### Exercise brief
In the listing below, find every line with the string "this" and pull it out.

(Stored data)
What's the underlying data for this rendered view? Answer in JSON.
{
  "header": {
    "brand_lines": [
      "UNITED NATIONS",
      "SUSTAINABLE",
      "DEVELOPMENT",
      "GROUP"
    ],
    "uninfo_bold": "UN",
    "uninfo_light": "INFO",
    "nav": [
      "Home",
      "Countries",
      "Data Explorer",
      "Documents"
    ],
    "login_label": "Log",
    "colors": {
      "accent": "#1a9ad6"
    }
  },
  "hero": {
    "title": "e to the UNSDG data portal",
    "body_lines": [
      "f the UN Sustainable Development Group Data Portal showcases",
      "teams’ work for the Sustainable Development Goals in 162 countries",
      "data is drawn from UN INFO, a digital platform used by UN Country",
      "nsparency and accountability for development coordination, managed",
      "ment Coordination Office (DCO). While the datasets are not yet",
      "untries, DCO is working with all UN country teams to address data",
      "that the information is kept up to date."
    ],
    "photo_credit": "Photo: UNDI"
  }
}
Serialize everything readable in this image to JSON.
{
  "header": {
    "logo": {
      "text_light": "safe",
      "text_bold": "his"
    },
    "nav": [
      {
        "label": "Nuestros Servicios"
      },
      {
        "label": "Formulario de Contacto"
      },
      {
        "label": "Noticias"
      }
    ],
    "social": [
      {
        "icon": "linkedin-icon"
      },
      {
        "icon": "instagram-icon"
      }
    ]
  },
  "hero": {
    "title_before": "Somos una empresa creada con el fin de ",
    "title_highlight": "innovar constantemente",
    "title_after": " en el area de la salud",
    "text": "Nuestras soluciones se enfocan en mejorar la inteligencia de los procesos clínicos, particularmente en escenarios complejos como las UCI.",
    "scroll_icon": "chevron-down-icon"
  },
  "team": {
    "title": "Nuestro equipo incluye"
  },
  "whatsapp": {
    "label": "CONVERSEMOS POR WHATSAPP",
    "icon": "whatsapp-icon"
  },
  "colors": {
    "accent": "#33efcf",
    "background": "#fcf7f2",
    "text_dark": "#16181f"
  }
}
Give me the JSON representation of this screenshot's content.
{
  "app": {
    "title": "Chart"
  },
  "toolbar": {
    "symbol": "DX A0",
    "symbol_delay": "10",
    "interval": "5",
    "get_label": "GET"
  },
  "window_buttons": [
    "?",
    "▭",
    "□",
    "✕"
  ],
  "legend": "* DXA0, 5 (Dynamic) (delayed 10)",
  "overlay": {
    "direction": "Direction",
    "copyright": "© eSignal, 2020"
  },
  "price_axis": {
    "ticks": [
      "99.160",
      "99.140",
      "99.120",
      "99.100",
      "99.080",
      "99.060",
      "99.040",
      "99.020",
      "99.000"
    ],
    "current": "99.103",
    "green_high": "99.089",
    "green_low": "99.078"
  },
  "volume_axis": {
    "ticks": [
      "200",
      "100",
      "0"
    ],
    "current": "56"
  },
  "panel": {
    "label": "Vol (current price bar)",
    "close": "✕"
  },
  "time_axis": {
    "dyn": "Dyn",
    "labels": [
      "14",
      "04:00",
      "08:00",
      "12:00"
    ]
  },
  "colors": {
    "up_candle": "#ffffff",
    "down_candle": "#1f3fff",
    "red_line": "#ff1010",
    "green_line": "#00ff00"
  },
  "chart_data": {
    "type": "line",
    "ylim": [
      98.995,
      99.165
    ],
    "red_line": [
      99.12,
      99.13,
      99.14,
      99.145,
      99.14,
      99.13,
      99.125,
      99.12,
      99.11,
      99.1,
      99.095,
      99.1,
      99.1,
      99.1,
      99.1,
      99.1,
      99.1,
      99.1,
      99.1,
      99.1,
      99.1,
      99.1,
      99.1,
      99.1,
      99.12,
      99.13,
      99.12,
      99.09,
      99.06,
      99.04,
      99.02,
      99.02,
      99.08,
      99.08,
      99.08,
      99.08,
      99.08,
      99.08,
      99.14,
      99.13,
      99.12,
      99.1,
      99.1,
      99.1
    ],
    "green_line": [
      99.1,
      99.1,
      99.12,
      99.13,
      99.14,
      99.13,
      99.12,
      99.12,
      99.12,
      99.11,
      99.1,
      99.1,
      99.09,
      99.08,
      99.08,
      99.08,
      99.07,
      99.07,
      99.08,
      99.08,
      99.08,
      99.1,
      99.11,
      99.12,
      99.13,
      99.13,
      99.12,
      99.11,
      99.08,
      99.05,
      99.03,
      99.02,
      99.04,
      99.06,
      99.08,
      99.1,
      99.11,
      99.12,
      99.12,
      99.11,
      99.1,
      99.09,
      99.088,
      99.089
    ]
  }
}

### Exercise solution
What's the underlying data for this rendered view? Answer in JSON.
Serialize everything readable in this image to JSON.
Give me the JSON representation of this screenshot's content.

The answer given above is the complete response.